[Records contained in a dataset]
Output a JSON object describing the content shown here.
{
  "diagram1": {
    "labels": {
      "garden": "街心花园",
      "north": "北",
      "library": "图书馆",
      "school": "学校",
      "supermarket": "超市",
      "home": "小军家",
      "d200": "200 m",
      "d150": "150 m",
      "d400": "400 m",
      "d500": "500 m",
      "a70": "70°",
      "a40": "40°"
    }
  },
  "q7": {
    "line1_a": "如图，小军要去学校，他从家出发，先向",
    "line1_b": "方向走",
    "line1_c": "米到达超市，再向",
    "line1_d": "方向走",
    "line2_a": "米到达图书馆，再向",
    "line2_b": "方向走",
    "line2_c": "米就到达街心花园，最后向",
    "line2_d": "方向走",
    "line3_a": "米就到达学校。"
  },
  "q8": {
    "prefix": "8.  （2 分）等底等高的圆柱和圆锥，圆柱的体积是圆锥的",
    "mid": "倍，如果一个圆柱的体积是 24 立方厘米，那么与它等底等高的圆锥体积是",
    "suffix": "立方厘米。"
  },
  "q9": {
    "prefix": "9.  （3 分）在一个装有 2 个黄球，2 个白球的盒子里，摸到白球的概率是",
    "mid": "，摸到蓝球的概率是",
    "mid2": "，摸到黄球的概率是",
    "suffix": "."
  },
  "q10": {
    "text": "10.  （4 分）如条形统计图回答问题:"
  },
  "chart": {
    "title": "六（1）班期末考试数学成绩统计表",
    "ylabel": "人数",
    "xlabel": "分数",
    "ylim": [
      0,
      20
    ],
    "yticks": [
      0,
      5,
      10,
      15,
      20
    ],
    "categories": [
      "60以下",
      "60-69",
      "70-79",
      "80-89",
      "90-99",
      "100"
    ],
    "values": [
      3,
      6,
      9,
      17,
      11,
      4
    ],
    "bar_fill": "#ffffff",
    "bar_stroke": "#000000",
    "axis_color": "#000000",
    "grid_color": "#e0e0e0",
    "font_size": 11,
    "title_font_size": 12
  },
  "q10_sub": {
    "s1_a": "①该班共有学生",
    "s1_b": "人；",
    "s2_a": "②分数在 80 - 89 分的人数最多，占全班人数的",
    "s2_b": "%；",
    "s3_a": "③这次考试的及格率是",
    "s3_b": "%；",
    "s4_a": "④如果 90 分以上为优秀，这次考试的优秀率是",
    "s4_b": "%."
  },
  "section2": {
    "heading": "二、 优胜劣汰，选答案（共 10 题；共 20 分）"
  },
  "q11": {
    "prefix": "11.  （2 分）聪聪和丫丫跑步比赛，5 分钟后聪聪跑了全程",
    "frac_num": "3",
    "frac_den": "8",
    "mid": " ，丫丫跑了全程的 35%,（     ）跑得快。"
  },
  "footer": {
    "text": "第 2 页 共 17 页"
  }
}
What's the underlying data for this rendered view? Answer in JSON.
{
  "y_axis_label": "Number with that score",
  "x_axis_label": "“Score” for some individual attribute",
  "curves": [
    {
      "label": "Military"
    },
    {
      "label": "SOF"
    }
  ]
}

## TASK TO COMPLETE
Show the lines of the records that contain the word "prefix".

## COMPLETE OUTPUT
    "prefix": "8.  （2 分）等底等高的圆柱和圆锥，圆柱的体积是圆锥的",
    "prefix": "9.  （3 分）在一个装有 2 个黄球，2 个白球的盒子里，摸到白球的概率是",
    "prefix": "11.  （2 分）聪聪和丫丫跑步比赛，5 分钟后聪聪跑了全程",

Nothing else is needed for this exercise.